**YOUR TASK**: Your answer should be a single number: the count of lines containing the string "color".

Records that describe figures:
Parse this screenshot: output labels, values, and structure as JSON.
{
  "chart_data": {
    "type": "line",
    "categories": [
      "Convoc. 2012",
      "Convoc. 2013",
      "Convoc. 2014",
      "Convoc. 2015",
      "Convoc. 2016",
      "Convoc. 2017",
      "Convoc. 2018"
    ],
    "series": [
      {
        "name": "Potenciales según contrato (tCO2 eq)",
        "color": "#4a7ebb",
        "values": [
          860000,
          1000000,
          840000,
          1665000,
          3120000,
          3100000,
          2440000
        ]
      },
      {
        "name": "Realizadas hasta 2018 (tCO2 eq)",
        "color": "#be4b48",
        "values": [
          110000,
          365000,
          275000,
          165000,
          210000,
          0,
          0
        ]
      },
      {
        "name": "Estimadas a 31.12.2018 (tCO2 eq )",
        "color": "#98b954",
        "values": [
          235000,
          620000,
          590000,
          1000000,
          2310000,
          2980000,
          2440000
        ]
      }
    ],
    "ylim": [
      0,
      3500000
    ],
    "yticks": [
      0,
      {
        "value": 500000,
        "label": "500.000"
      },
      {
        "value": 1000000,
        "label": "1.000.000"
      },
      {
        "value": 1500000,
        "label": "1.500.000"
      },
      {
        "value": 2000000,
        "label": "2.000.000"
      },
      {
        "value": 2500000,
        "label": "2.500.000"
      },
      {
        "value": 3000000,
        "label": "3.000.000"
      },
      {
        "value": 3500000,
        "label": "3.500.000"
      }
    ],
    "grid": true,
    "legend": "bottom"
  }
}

**SOLUTION TO THIS TASK**: 3